Items from a dataset
-- -- --

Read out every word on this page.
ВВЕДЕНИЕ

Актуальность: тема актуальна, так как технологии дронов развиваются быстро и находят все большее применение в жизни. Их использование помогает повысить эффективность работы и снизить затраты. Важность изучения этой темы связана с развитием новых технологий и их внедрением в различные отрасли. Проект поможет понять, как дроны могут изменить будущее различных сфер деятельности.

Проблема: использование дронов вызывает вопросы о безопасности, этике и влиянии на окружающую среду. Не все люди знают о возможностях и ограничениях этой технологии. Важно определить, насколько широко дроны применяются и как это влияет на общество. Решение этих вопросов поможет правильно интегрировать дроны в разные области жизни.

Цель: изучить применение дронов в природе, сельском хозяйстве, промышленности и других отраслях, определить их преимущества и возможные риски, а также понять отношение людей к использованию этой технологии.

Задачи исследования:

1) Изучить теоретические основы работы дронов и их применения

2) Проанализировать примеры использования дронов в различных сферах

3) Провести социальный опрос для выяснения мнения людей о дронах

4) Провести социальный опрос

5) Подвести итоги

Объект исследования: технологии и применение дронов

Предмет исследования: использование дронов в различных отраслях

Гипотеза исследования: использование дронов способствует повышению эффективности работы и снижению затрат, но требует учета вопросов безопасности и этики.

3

-- -- --

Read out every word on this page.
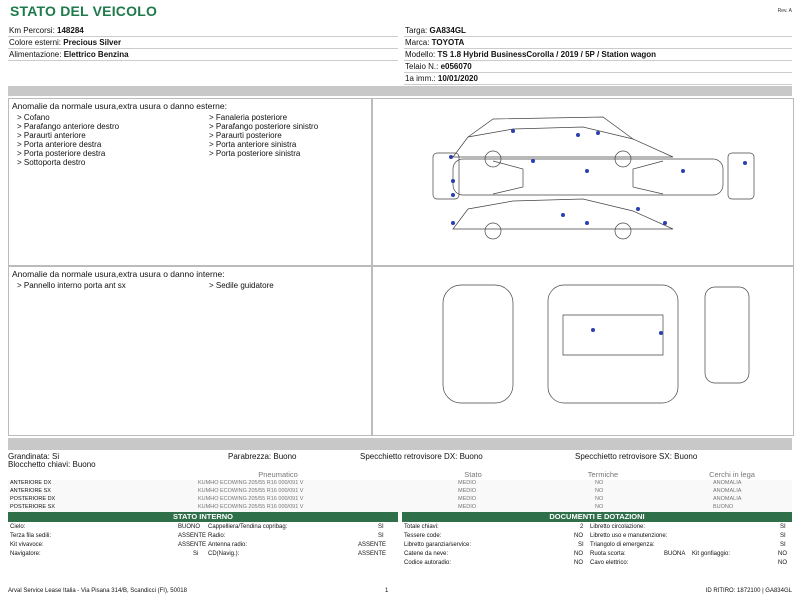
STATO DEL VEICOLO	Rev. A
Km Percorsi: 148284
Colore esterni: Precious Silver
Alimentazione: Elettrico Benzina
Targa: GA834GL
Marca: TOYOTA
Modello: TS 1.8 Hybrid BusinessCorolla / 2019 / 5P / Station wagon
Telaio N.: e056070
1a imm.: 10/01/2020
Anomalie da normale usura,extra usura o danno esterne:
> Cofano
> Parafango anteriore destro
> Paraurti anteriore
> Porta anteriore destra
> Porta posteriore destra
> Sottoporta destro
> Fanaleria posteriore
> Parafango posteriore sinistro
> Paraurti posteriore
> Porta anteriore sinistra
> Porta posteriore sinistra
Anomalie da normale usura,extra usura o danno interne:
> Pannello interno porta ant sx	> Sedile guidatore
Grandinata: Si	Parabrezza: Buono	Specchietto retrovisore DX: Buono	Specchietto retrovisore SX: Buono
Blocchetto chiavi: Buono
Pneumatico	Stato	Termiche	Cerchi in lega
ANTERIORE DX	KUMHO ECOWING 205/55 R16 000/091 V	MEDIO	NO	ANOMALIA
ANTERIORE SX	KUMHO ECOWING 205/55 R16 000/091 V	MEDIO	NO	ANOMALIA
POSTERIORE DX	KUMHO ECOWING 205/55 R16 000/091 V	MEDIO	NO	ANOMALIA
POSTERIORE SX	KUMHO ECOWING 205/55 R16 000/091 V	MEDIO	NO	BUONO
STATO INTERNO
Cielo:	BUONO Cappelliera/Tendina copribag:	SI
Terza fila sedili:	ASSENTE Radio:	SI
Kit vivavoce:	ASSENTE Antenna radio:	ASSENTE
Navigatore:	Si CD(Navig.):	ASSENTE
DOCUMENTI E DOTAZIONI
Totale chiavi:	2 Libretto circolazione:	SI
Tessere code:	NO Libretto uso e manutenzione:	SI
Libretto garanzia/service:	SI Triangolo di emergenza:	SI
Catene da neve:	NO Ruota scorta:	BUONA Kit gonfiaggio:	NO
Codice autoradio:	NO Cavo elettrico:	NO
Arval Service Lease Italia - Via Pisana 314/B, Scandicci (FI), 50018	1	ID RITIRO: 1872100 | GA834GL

-- -- --

• [THE TASK]:
The word "KUMHO" may turn up on some lines of these records; say how many, with no other words.

• [FULL RESPONSE]:
4